Copy out the data exactly, leaving the pictures behind.

● ● ●

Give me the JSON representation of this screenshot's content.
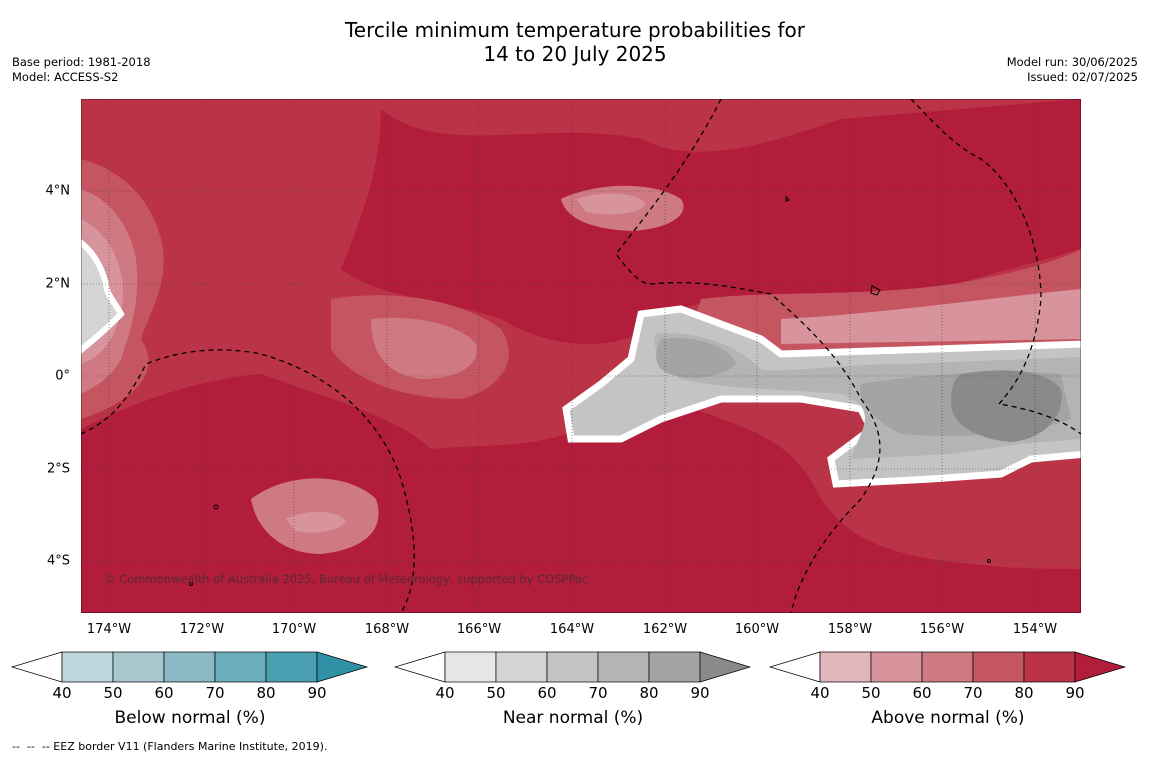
{
  "title": {
    "line1": "Tercile minimum temperature probabilities for",
    "line2": "14 to 20 July 2025"
  },
  "meta": {
    "base_period": "Base period: 1981-2018",
    "model": "Model: ACCESS-S2",
    "model_run": "Model run: 30/06/2025",
    "issued": "Issued: 02/07/2025"
  },
  "map": {
    "lon_ticks": [
      "174°W",
      "172°W",
      "170°W",
      "168°W",
      "166°W",
      "164°W",
      "162°W",
      "160°W",
      "158°W",
      "156°W",
      "154°W"
    ],
    "lat_ticks": [
      "4°N",
      "2°N",
      "0°",
      "2°S",
      "4°S"
    ],
    "copyright": "© Commonwealth of Australia 2025, Bureau of Meteorology, supported by COSPPac"
  },
  "colorbars": [
    {
      "title": "Below normal (%)",
      "labels": [
        "40",
        "50",
        "60",
        "70",
        "80",
        "90"
      ],
      "colors": [
        "#ffffff",
        "#bdd5dc",
        "#a8c6cd",
        "#8bb9c5",
        "#6badbd",
        "#4a9fb1",
        "#2f92a6"
      ]
    },
    {
      "title": "Near normal (%)",
      "labels": [
        "40",
        "50",
        "60",
        "70",
        "80",
        "90"
      ],
      "colors": [
        "#ffffff",
        "#e6e6e6",
        "#d4d4d4",
        "#c4c4c4",
        "#b4b4b4",
        "#a4a4a4",
        "#8a8a8a"
      ]
    },
    {
      "title": "Above normal (%)",
      "labels": [
        "40",
        "50",
        "60",
        "70",
        "80",
        "90"
      ],
      "colors": [
        "#ffffff",
        "#e2b7bc",
        "#d8949c",
        "#cf7982",
        "#c65562",
        "#bb3347",
        "#b11d3a"
      ]
    }
  ],
  "legend": {
    "eez": "--  --  -- EEZ border V11 (Flanders Marine Institute, 2019)."
  }
}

● ● ●

Result for this exercise:
Give me the JSON representation of this screenshot's content.
{
  "title": {
    "line1": "Tercile minimum temperature probabilities for",
    "line2": "14 to 20 July 2025"
  },
  "meta": {
    "base_period": "Base period: 1981-2018",
    "model": "Model: ACCESS-S2",
    "model_run": "Model run: 30/06/2025",
    "issued": "Issued: 02/07/2025"
  },
  "map": {
    "lon_ticks": [
      "174°W",
      "172°W",
      "170°W",
      "168°W",
      "166°W",
      "164°W",
      "162°W",
      "160°W",
      "158°W",
      "156°W",
      "154°W"
    ],
    "lat_ticks": [
      "4°N",
      "2°N",
      "0°",
      "2°S",
      "4°S"
    ],
    "copyright": "© Commonwealth of Australia 2025, Bureau of Meteorology, supported by COSPPac"
  },
  "colorbars": [
    {
      "title": "Below normal (%)",
      "labels": [
        "40",
        "50",
        "60",
        "70",
        "80",
        "90"
      ],
      "colors": [
        "#ffffff",
        "#bdd5dc",
        "#a8c6cd",
        "#8bb9c5",
        "#6badbd",
        "#4a9fb1",
        "#2f92a6"
      ]
    },
    {
      "title": "Near normal (%)",
      "labels": [
        "40",
        "50",
        "60",
        "70",
        "80",
        "90"
      ],
      "colors": [
        "#ffffff",
        "#e6e6e6",
        "#d4d4d4",
        "#c4c4c4",
        "#b4b4b4",
        "#a4a4a4",
        "#8a8a8a"
      ]
    },
    {
      "title": "Above normal (%)",
      "labels": [
        "40",
        "50",
        "60",
        "70",
        "80",
        "90"
      ],
      "colors": [
        "#ffffff",
        "#e2b7bc",
        "#d8949c",
        "#cf7982",
        "#c65562",
        "#bb3347",
        "#b11d3a"
      ]
    }
  ],
  "legend": {
    "eez": "--  --  -- EEZ border V11 (Flanders Marine Institute, 2019)."
  }
}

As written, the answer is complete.